EXTRACTED MATERIAL:
★ ★ ★ ★

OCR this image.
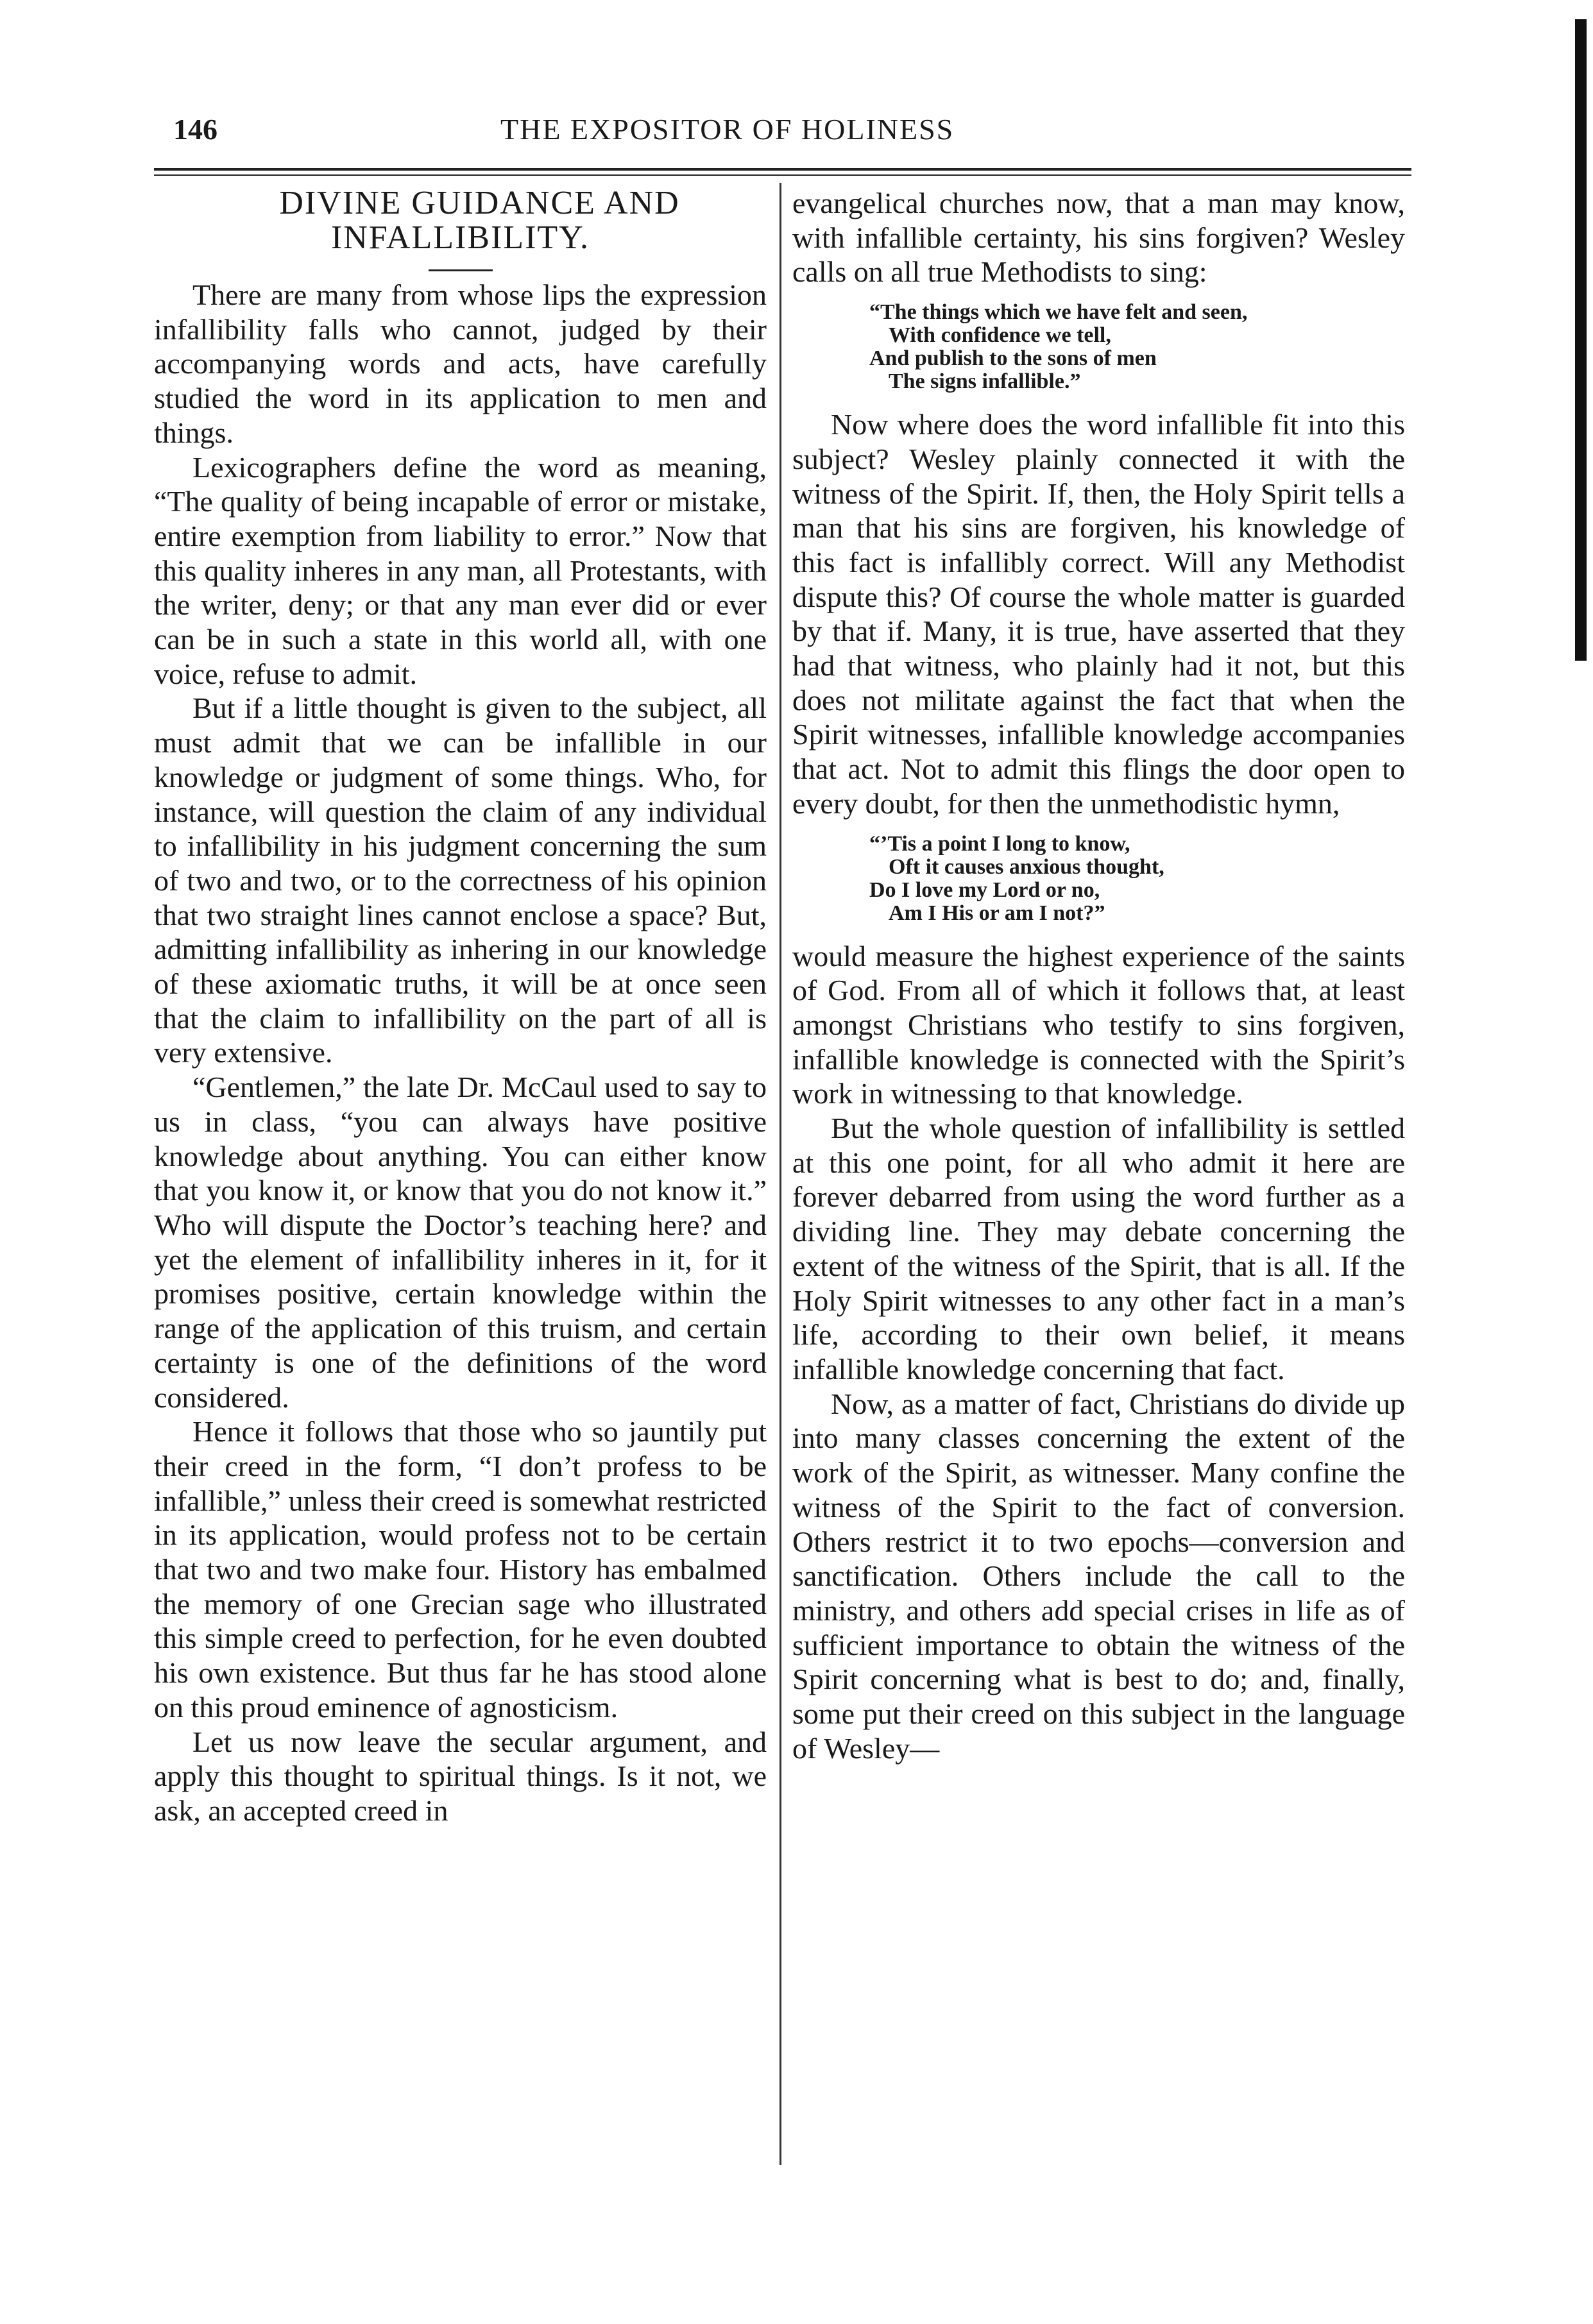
146	THE EXPOSITOR OF HOLINESS

DIVINE GUIDANCE AND INFALLIBILITY.

There are many from whose lips the expression infallibility falls who cannot, judged by their accompanying words and acts, have carefully studied the word in its application to men and things.

Lexicographers define the word as meaning, “The quality of being incapable of error or mistake, entire exemption from liability to error.” Now that this quality inheres in any man, all Protestants, with the writer, deny; or that any man ever did or ever can be in such a state in this world all, with one voice, refuse to admit.

But if a little thought is given to the subject, all must admit that we can be infallible in our knowledge or judgment of some things. Who, for instance, will question the claim of any individual to infallibility in his judgment concerning the sum of two and two, or to the correctness of his opinion that two straight lines cannot enclose a space? But, admitting infallibility as inhering in our knowledge of these axiomatic truths, it will be at once seen that the claim to infallibility on the part of all is very extensive.

“Gentlemen,” the late Dr. McCaul used to say to us in class, “you can always have positive knowledge about anything. You can either know that you know it, or know that you do not know it.” Who will dispute the Doctor’s teaching here? and yet the element of infallibility inheres in it, for it promises positive, certain knowledge within the range of the application of this truism, and certain certainty is one of the definitions of the word considered.

Hence it follows that those who so jauntily put their creed in the form, “I don’t profess to be infallible,” unless their creed is somewhat restricted in its application, would profess not to be certain that two and two make four. History has embalmed the memory of one Grecian sage who illustrated this simple creed to perfection, for he even doubted his own existence. But thus far he has stood alone on this proud eminence of agnosticism.

Let us now leave the secular argument, and apply this thought to spiritual things. Is it not, we ask, an accepted creed in

evangelical churches now, that a man may know, with infallible certainty, his sins forgiven? Wesley calls on all true Methodists to sing:

“The things which we have felt and seen,
With confidence we tell,
And publish to the sons of men
The signs infallible.”

Now where does the word infallible fit into this subject? Wesley plainly connected it with the witness of the Spirit. If, then, the Holy Spirit tells a man that his sins are forgiven, his knowledge of this fact is infallibly correct. Will any Methodist dispute this? Of course the whole matter is guarded by that if. Many, it is true, have asserted that they had that witness, who plainly had it not, but this does not militate against the fact that when the Spirit witnesses, infallible knowledge accompanies that act. Not to admit this flings the door open to every doubt, for then the unmethodistic hymn,

“’Tis a point I long to know,
Oft it causes anxious thought,
Do I love my Lord or no,
Am I His or am I not?”

would measure the highest experience of the saints of God. From all of which it follows that, at least amongst Christians who testify to sins forgiven, infallible knowledge is connected with the Spirit’s work in witnessing to that knowledge.

But the whole question of infallibility is settled at this one point, for all who admit it here are forever debarred from using the word further as a dividing line. They may debate concerning the extent of the witness of the Spirit, that is all. If the Holy Spirit witnesses to any other fact in a man’s life, according to their own belief, it means infallible knowledge concerning that fact.

Now, as a matter of fact, Christians do divide up into many classes concerning the extent of the work of the Spirit, as witnesser. Many confine the witness of the Spirit to the fact of conversion. Others restrict it to two epochs—conversion and sanctification. Others include the call to the ministry, and others add special crises in life as of sufficient importance to obtain the witness of the Spirit concerning what is best to do; and, finally, some put their creed on this subject in the language of Wesley—
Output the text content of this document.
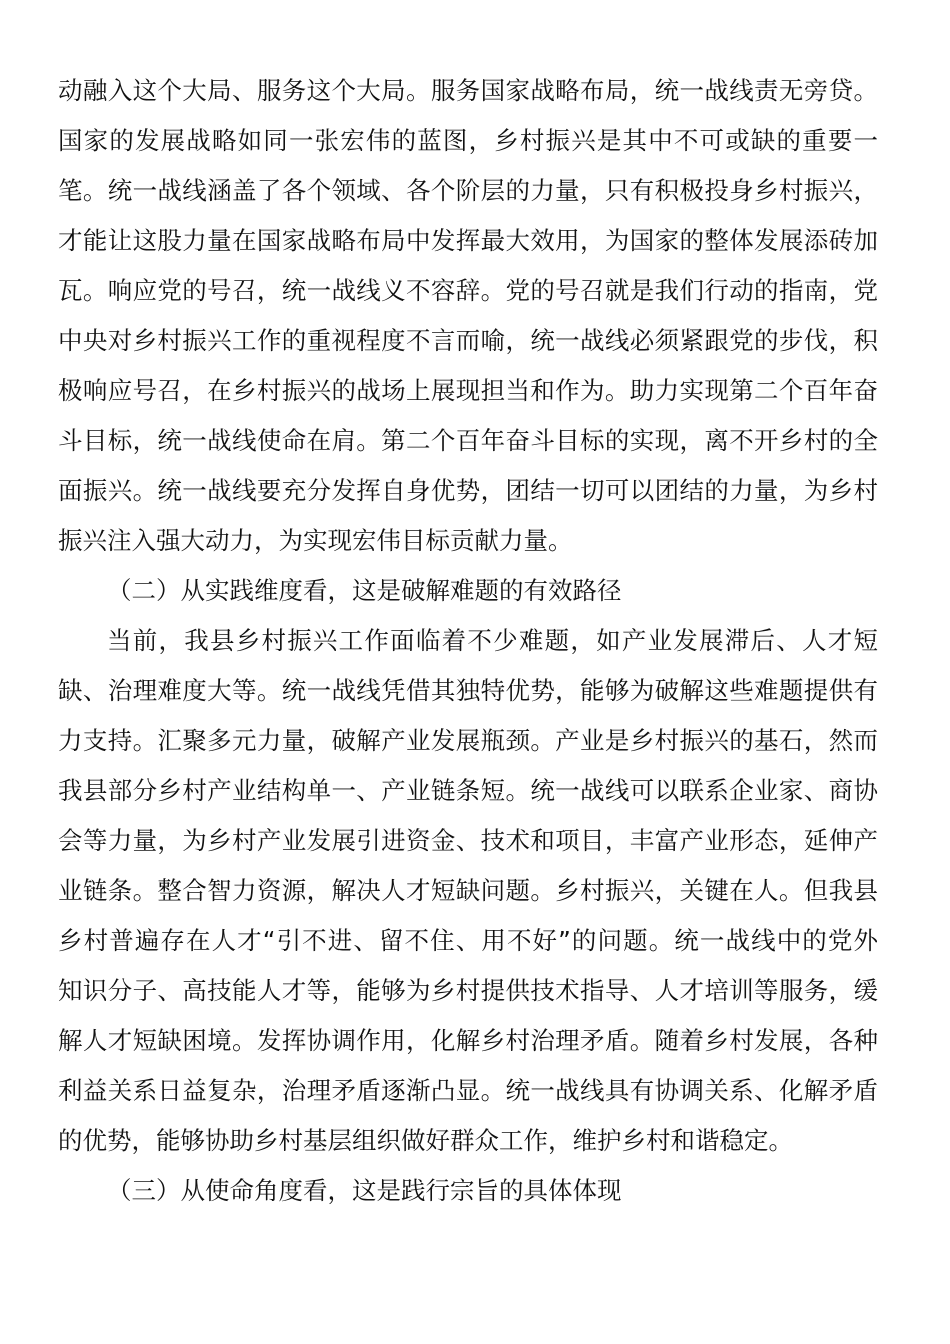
动融入这个大局、服务这个大局。服务国家战略布局，统一战线责无旁贷。

国家的发展战略如同一张宏伟的蓝图，乡村振兴是其中不可或缺的重要一

笔。统一战线涵盖了各个领域、各个阶层的力量，只有积极投身乡村振兴，

才能让这股力量在国家战略布局中发挥最大效用，为国家的整体发展添砖加

瓦。响应党的号召，统一战线义不容辞。党的号召就是我们行动的指南，党

中央对乡村振兴工作的重视程度不言而喻，统一战线必须紧跟党的步伐，积

极响应号召，在乡村振兴的战场上展现担当和作为。助力实现第二个百年奋

斗目标，统一战线使命在肩。第二个百年奋斗目标的实现，离不开乡村的全

面振兴。统一战线要充分发挥自身优势，团结一切可以团结的力量，为乡村

振兴注入强大动力，为实现宏伟目标贡献力量。

（二）从实践维度看，这是破解难题的有效路径

当前，我县乡村振兴工作面临着不少难题，如产业发展滞后、人才短

缺、治理难度大等。统一战线凭借其独特优势，能够为破解这些难题提供有

力支持。汇聚多元力量，破解产业发展瓶颈。产业是乡村振兴的基石，然而

我县部分乡村产业结构单一、产业链条短。统一战线可以联系企业家、商协

会等力量，为乡村产业发展引进资金、技术和项目，丰富产业形态，延伸产

业链条。整合智力资源，解决人才短缺问题。乡村振兴，关键在人。但我县

乡村普遍存在人才“引不进、留不住、用不好”的问题。统一战线中的党外

知识分子、高技能人才等，能够为乡村提供技术指导、人才培训等服务，缓

解人才短缺困境。发挥协调作用，化解乡村治理矛盾。随着乡村发展，各种

利益关系日益复杂，治理矛盾逐渐凸显。统一战线具有协调关系、化解矛盾

的优势，能够协助乡村基层组织做好群众工作，维护乡村和谐稳定。

（三）从使命角度看，这是践行宗旨的具体体现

★ ★ ★ ★

WORK TO DO: Pick out each line containing the string "certainty" and copy it.

WRITTEN SOLUTION:
“Gentlemen,” the late Dr. McCaul used to say to us in class, “you can always have positive knowledge about anything. You can either know that you know it, or know that you do not know it.” Who will dispute the Doctor’s teaching here? and yet the element of infallibility inheres in it, for it promises positive, certain knowledge within the range of the application of this truism, and certain certainty is one of the definitions of the word considered.
evangelical churches now, that a man may know, with infallible certainty, his sins forgiven? Wesley calls on all true Methodists to sing:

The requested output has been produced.